*Instructions for the task*.
Copy every entry precisely.

*Supplied entries*.

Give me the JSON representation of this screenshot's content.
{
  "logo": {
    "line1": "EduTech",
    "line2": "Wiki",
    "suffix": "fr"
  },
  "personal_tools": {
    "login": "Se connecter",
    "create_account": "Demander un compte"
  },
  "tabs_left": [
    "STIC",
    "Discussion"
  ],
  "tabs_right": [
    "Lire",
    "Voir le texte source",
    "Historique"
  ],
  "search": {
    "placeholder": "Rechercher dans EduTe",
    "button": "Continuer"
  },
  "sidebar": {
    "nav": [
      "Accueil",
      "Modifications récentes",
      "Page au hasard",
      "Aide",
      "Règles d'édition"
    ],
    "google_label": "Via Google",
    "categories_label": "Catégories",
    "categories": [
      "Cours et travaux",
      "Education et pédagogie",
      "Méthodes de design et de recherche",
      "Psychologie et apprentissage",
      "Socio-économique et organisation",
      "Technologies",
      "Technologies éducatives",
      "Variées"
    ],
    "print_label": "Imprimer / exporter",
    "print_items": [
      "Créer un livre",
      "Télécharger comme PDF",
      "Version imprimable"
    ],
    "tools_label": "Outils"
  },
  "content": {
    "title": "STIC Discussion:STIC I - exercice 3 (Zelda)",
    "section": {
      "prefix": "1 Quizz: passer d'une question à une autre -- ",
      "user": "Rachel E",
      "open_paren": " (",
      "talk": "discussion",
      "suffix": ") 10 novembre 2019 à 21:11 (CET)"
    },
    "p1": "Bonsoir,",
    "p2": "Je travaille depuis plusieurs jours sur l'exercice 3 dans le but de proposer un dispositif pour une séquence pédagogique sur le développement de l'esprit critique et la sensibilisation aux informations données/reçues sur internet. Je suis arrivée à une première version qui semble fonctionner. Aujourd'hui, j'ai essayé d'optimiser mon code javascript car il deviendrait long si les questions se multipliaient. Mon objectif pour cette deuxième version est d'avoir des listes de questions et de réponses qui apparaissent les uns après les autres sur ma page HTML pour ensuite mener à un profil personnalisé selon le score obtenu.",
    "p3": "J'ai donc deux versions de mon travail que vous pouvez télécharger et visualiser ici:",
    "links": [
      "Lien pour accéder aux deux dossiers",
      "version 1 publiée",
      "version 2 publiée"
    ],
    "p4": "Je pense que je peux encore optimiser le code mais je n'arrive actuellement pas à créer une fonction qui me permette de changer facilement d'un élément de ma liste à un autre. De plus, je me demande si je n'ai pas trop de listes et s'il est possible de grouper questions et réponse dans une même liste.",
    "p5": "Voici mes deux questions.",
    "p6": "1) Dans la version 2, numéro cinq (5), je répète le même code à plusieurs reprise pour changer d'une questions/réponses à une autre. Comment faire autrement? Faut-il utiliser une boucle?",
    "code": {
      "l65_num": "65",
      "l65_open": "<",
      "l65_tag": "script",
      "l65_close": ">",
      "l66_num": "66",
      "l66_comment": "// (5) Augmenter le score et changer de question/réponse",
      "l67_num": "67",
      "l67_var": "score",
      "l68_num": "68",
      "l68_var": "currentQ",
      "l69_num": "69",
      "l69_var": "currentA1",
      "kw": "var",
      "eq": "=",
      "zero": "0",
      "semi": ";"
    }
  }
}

*Solution for this problem*.
Give me the JSON representation of this screenshot's content.
{
  "logo": {
    "line1": "EduTech",
    "line2": "Wiki",
    "suffix": "fr"
  },
  "personal_tools": {
    "login": "Se connecter",
    "create_account": "Demander un compte"
  },
  "tabs_left": [
    "STIC",
    "Discussion"
  ],
  "tabs_right": [
    "Lire",
    "Voir le texte source",
    "Historique"
  ],
  "search": {
    "placeholder": "Rechercher dans EduTe",
    "button": "Continuer"
  },
  "sidebar": {
    "nav": [
      "Accueil",
      "Modifications récentes",
      "Page au hasard",
      "Aide",
      "Règles d'édition"
    ],
    "google_label": "Via Google",
    "categories_label": "Catégories",
    "categories": [
      "Cours et travaux",
      "Education et pédagogie",
      "Méthodes de design et de recherche",
      "Psychologie et apprentissage",
      "Socio-économique et organisation",
      "Technologies",
      "Technologies éducatives",
      "Variées"
    ],
    "print_label": "Imprimer / exporter",
    "print_items": [
      "Créer un livre",
      "Télécharger comme PDF",
      "Version imprimable"
    ],
    "tools_label": "Outils"
  },
  "content": {
    "title": "STIC Discussion:STIC I - exercice 3 (Zelda)",
    "section": {
      "prefix": "1 Quizz: passer d'une question à une autre -- ",
      "user": "Rachel E",
      "open_paren": " (",
      "talk": "discussion",
      "suffix": ") 10 novembre 2019 à 21:11 (CET)"
    },
    "p1": "Bonsoir,",
    "p2": "Je travaille depuis plusieurs jours sur l'exercice 3 dans le but de proposer un dispositif pour une séquence pédagogique sur le développement de l'esprit critique et la sensibilisation aux informations données/reçues sur internet. Je suis arrivée à une première version qui semble fonctionner. Aujourd'hui, j'ai essayé d'optimiser mon code javascript car il deviendrait long si les questions se multipliaient. Mon objectif pour cette deuxième version est d'avoir des listes de questions et de réponses qui apparaissent les uns après les autres sur ma page HTML pour ensuite mener à un profil personnalisé selon le score obtenu.",
    "p3": "J'ai donc deux versions de mon travail que vous pouvez télécharger et visualiser ici:",
    "links": [
      "Lien pour accéder aux deux dossiers",
      "version 1 publiée",
      "version 2 publiée"
    ],
    "p4": "Je pense que je peux encore optimiser le code mais je n'arrive actuellement pas à créer une fonction qui me permette de changer facilement d'un élément de ma liste à un autre. De plus, je me demande si je n'ai pas trop de listes et s'il est possible de grouper questions et réponse dans une même liste.",
    "p5": "Voici mes deux questions.",
    "p6": "1) Dans la version 2, numéro cinq (5), je répète le même code à plusieurs reprise pour changer d'une questions/réponses à une autre. Comment faire autrement? Faut-il utiliser une boucle?",
    "code": {
      "l65_num": "65",
      "l65_open": "<",
      "l65_tag": "script",
      "l65_close": ">",
      "l66_num": "66",
      "l66_comment": "// (5) Augmenter le score et changer de question/réponse",
      "l67_num": "67",
      "l67_var": "score",
      "l68_num": "68",
      "l68_var": "currentQ",
      "l69_num": "69",
      "l69_var": "currentA1",
      "kw": "var",
      "eq": "=",
      "zero": "0",
      "semi": ";"
    }
  }
}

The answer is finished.